Written request: Go through the entries below and print each one exactly, leaving out pictures.

Input data:
===

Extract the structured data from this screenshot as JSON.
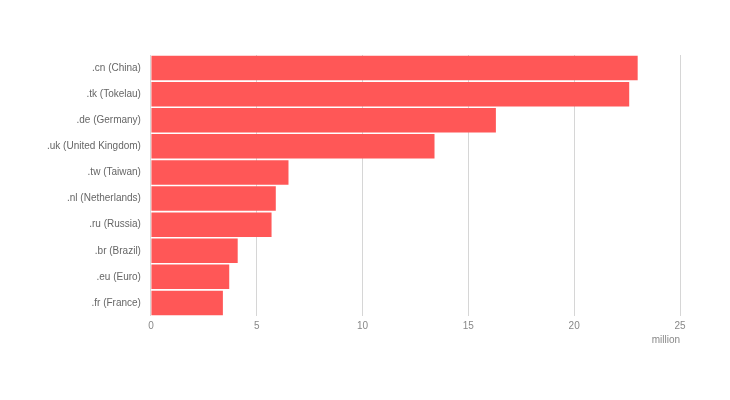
{
  "chart_data": {
    "type": "bar",
    "orientation": "horizontal",
    "categories": [
      ".cn (China)",
      ".tk (Tokelau)",
      ".de (Germany)",
      ".uk (United Kingdom)",
      ".tw (Taiwan)",
      ".nl (Netherlands)",
      ".ru (Russia)",
      ".br (Brazil)",
      ".eu (Euro)",
      ".fr (France)"
    ],
    "values": [
      23.0,
      22.6,
      16.3,
      13.4,
      6.5,
      5.9,
      5.7,
      4.1,
      3.7,
      3.4
    ],
    "color": "#ff5757",
    "xlabel": "million",
    "xlim": [
      0,
      25
    ],
    "xticks": [
      0,
      5,
      10,
      15,
      20,
      25
    ],
    "grid": true
  }
}
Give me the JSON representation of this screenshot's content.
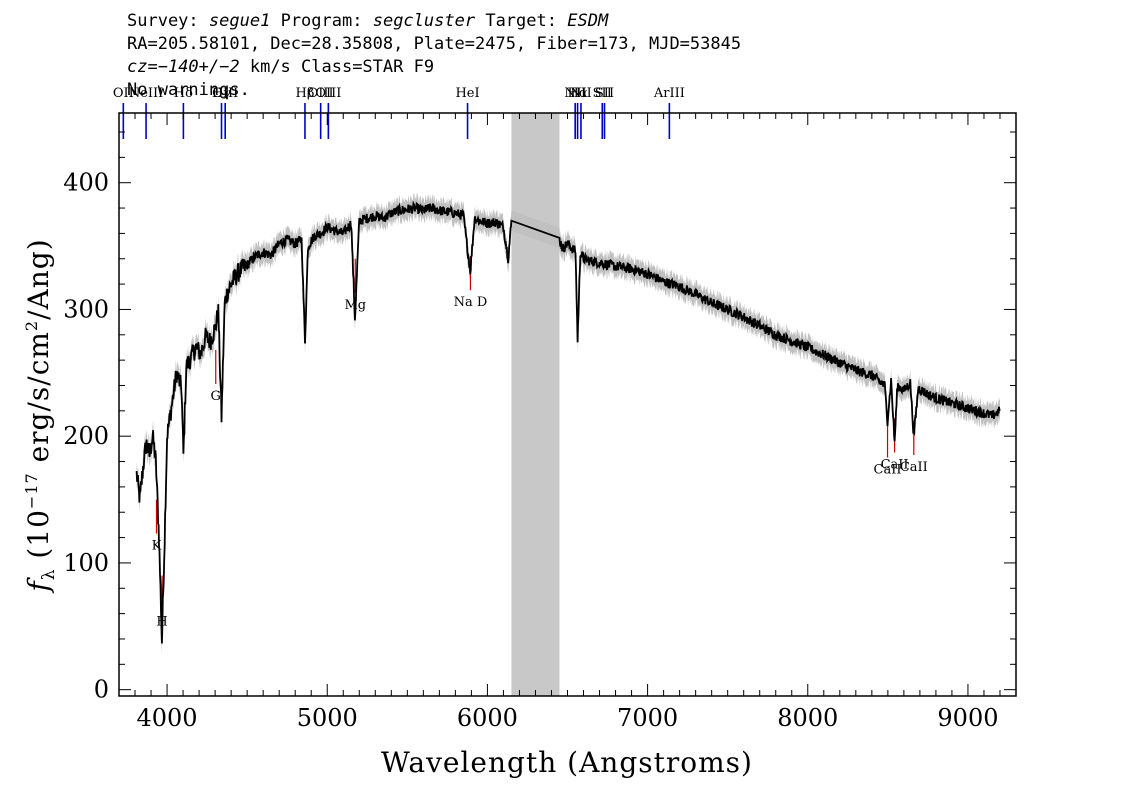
{
  "header": {
    "survey_label": "Survey:",
    "survey": "segue1",
    "program_label": "Program:",
    "program": "segcluster",
    "target_label": "Target:",
    "target": "ESDM",
    "line2": "RA=205.58101, Dec=28.35808, Plate=2475, Fiber=173, MJD=53845",
    "cz_label": "cz=",
    "cz_value": "−140+/−2",
    "cz_rest": " km/s Class=STAR F9",
    "line4": "No warnings."
  },
  "chart_data": {
    "type": "line",
    "xlabel": "Wavelength (Angstroms)",
    "ylabel": "fλ (10^-17 erg/s/cm^2/Ang)",
    "xlim": [
      3700,
      9300
    ],
    "ylim": [
      -5,
      455
    ],
    "x_ticks": [
      4000,
      5000,
      6000,
      7000,
      8000,
      9000
    ],
    "y_ticks": [
      0,
      100,
      200,
      300,
      400
    ],
    "masked_region": [
      6150,
      6450
    ],
    "colors": {
      "spectrum": "#000000",
      "error_band": "#c0c0c0",
      "emission": "#0000cc",
      "absorption": "#cc0000",
      "mask": "#c8c8c8"
    },
    "series": [
      {
        "x": [
          3810,
          3830,
          3850,
          3870,
          3890,
          3910,
          3930,
          3950,
          3968,
          3985,
          4000,
          4030,
          4060,
          4090,
          4102,
          4120,
          4150,
          4180,
          4210,
          4240,
          4270,
          4300,
          4320,
          4340,
          4360,
          4380,
          4400,
          4450,
          4500,
          4550,
          4600,
          4650,
          4700,
          4750,
          4800,
          4840,
          4861,
          4880,
          4920,
          4960,
          5000,
          5050,
          5100,
          5150,
          5173,
          5200,
          5250,
          5300,
          5350,
          5400,
          5450,
          5500,
          5550,
          5600,
          5650,
          5700,
          5750,
          5800,
          5850,
          5893,
          5920,
          5950,
          6000,
          6050,
          6100,
          6130,
          6150,
          6450,
          6470,
          6500,
          6530,
          6550,
          6563,
          6580,
          6600,
          6650,
          6700,
          6800,
          6900,
          7000,
          7100,
          7200,
          7300,
          7400,
          7500,
          7600,
          7700,
          7800,
          7900,
          8000,
          8100,
          8200,
          8300,
          8400,
          8480,
          8498,
          8520,
          8542,
          8560,
          8600,
          8640,
          8662,
          8690,
          8750,
          8800,
          8850,
          8900,
          8950,
          9000,
          9050,
          9100,
          9150,
          9200
        ],
        "y": [
          170,
          150,
          175,
          195,
          185,
          200,
          180,
          120,
          38,
          120,
          200,
          225,
          250,
          238,
          185,
          255,
          262,
          270,
          265,
          278,
          275,
          285,
          298,
          215,
          305,
          315,
          320,
          330,
          335,
          342,
          345,
          343,
          352,
          355,
          352,
          355,
          275,
          350,
          358,
          360,
          365,
          362,
          360,
          368,
          292,
          370,
          372,
          374,
          372,
          376,
          378,
          379,
          380,
          378,
          380,
          378,
          377,
          376,
          374,
          330,
          372,
          370,
          368,
          369,
          365,
          340,
          370,
          355,
          348,
          352,
          348,
          346,
          275,
          345,
          340,
          338,
          337,
          334,
          332,
          328,
          322,
          318,
          312,
          305,
          300,
          294,
          287,
          280,
          275,
          270,
          264,
          258,
          252,
          248,
          240,
          212,
          244,
          195,
          240,
          236,
          242,
          200,
          238,
          233,
          230,
          228,
          226,
          224,
          222,
          220,
          218,
          216,
          220
        ]
      }
    ],
    "emission_lines": [
      {
        "label": "OII",
        "wave": 3727
      },
      {
        "label": "NeIII",
        "wave": 3869
      },
      {
        "label": "Hδ",
        "wave": 4102
      },
      {
        "label": "Hγ",
        "wave": 4340
      },
      {
        "label": "OIII",
        "wave": 4363
      },
      {
        "label": "Hβ",
        "wave": 4861
      },
      {
        "label": "OIII",
        "wave": 4959
      },
      {
        "label": "OIII",
        "wave": 5007
      },
      {
        "label": "HeI",
        "wave": 5876
      },
      {
        "label": "NII",
        "wave": 6548
      },
      {
        "label": "Hα",
        "wave": 6563
      },
      {
        "label": "NII",
        "wave": 6584
      },
      {
        "label": "SII",
        "wave": 6717
      },
      {
        "label": "SII",
        "wave": 6731
      },
      {
        "label": "ArIII",
        "wave": 7136
      }
    ],
    "absorption_lines": [
      {
        "label": "K",
        "wave": 3934
      },
      {
        "label": "H",
        "wave": 3969
      },
      {
        "label": "G",
        "wave": 4304
      },
      {
        "label": "Mg",
        "wave": 5175
      },
      {
        "label": "Na D",
        "wave": 5894
      },
      {
        "label": "CaII",
        "wave": 8498
      },
      {
        "label": "CaII",
        "wave": 8542
      },
      {
        "label": "CaII",
        "wave": 8662
      }
    ]
  }
}
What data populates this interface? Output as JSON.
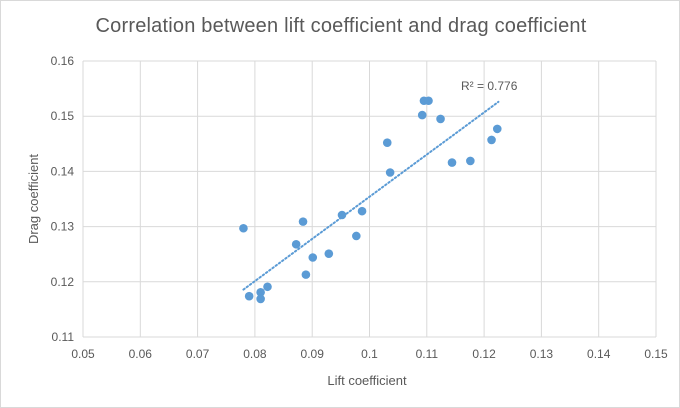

===

Result for this task:
Extract the structured data from this screenshot as JSON.
{
  "chart_data": {
    "type": "bar",
    "orientation": "horizontal",
    "categories": [
      ".cn (China)",
      ".tk (Tokelau)",
      ".de (Germany)",
      ".uk (United Kingdom)",
      ".tw (Taiwan)",
      ".nl (Netherlands)",
      ".ru (Russia)",
      ".br (Brazil)",
      ".eu (Euro)",
      ".fr (France)"
    ],
    "values": [
      23.0,
      22.6,
      16.3,
      13.4,
      6.5,
      5.9,
      5.7,
      4.1,
      3.7,
      3.4
    ],
    "color": "#ff5757",
    "xlabel": "million",
    "xlim": [
      0,
      25
    ],
    "xticks": [
      0,
      5,
      10,
      15,
      20,
      25
    ],
    "grid": true
  }
}
Give me the JSON representation of this screenshot's content.
{
  "header": {
    "survey_label": "Survey:",
    "survey": "segue1",
    "program_label": "Program:",
    "program": "segcluster",
    "target_label": "Target:",
    "target": "ESDM",
    "line2": "RA=205.58101, Dec=28.35808, Plate=2475, Fiber=173, MJD=53845",
    "cz_label": "cz=",
    "cz_value": "−140+/−2",
    "cz_rest": " km/s Class=STAR F9",
    "line4": "No warnings."
  },
  "chart_data": {
    "type": "line",
    "xlabel": "Wavelength (Angstroms)",
    "ylabel": "fλ (10^-17 erg/s/cm^2/Ang)",
    "xlim": [
      3700,
      9300
    ],
    "ylim": [
      -5,
      455
    ],
    "x_ticks": [
      4000,
      5000,
      6000,
      7000,
      8000,
      9000
    ],
    "y_ticks": [
      0,
      100,
      200,
      300,
      400
    ],
    "masked_region": [
      6150,
      6450
    ],
    "colors": {
      "spectrum": "#000000",
      "error_band": "#c0c0c0",
      "emission": "#0000cc",
      "absorption": "#cc0000",
      "mask": "#c8c8c8"
    },
    "series": [
      {
        "x": [
          3810,
          3830,
          3850,
          3870,
          3890,
          3910,
          3930,
          3950,
          3968,
          3985,
          4000,
          4030,
          4060,
          4090,
          4102,
          4120,
          4150,
          4180,
          4210,
          4240,
          4270,
          4300,
          4320,
          4340,
          4360,
          4380,
          4400,
          4450,
          4500,
          4550,
          4600,
          4650,
          4700,
          4750,
          4800,
          4840,
          4861,
          4880,
          4920,
          4960,
          5000,
          5050,
          5100,
          5150,
          5173,
          5200,
          5250,
          5300,
          5350,
          5400,
          5450,
          5500,
          5550,
          5600,
          5650,
          5700,
          5750,
          5800,
          5850,
          5893,
          5920,
          5950,
          6000,
          6050,
          6100,
          6130,
          6150,
          6450,
          6470,
          6500,
          6530,
          6550,
          6563,
          6580,
          6600,
          6650,
          6700,
          6800,
          6900,
          7000,
          7100,
          7200,
          7300,
          7400,
          7500,
          7600,
          7700,
          7800,
          7900,
          8000,
          8100,
          8200,
          8300,
          8400,
          8480,
          8498,
          8520,
          8542,
          8560,
          8600,
          8640,
          8662,
          8690,
          8750,
          8800,
          8850,
          8900,
          8950,
          9000,
          9050,
          9100,
          9150,
          9200
        ],
        "y": [
          170,
          150,
          175,
          195,
          185,
          200,
          180,
          120,
          38,
          120,
          200,
          225,
          250,
          238,
          185,
          255,
          262,
          270,
          265,
          278,
          275,
          285,
          298,
          215,
          305,
          315,
          320,
          330,
          335,
          342,
          345,
          343,
          352,
          355,
          352,
          355,
          275,
          350,
          358,
          360,
          365,
          362,
          360,
          368,
          292,
          370,
          372,
          374,
          372,
          376,
          378,
          379,
          380,
          378,
          380,
          378,
          377,
          376,
          374,
          330,
          372,
          370,
          368,
          369,
          365,
          340,
          370,
          355,
          348,
          352,
          348,
          346,
          275,
          345,
          340,
          338,
          337,
          334,
          332,
          328,
          322,
          318,
          312,
          305,
          300,
          294,
          287,
          280,
          275,
          270,
          264,
          258,
          252,
          248,
          240,
          212,
          244,
          195,
          240,
          236,
          242,
          200,
          238,
          233,
          230,
          228,
          226,
          224,
          222,
          220,
          218,
          216,
          220
        ]
      }
    ],
    "emission_lines": [
      {
        "label": "OII",
        "wave": 3727
      },
      {
        "label": "NeIII",
        "wave": 3869
      },
      {
        "label": "Hδ",
        "wave": 4102
      },
      {
        "label": "Hγ",
        "wave": 4340
      },
      {
        "label": "OIII",
        "wave": 4363
      },
      {
        "label": "Hβ",
        "wave": 4861
      },
      {
        "label": "OIII",
        "wave": 4959
      },
      {
        "label": "OIII",
        "wave": 5007
      },
      {
        "label": "HeI",
        "wave": 5876
      },
      {
        "label": "NII",
        "wave": 6548
      },
      {
        "label": "Hα",
        "wave": 6563
      },
      {
        "label": "NII",
        "wave": 6584
      },
      {
        "label": "SII",
        "wave": 6717
      },
      {
        "label": "SII",
        "wave": 6731
      },
      {
        "label": "ArIII",
        "wave": 7136
      }
    ],
    "absorption_lines": [
      {
        "label": "K",
        "wave": 3934
      },
      {
        "label": "H",
        "wave": 3969
      },
      {
        "label": "G",
        "wave": 4304
      },
      {
        "label": "Mg",
        "wave": 5175
      },
      {
        "label": "Na D",
        "wave": 5894
      },
      {
        "label": "CaII",
        "wave": 8498
      },
      {
        "label": "CaII",
        "wave": 8542
      },
      {
        "label": "CaII",
        "wave": 8662
      }
    ]
  }
}
What data populates this interface? Output as JSON.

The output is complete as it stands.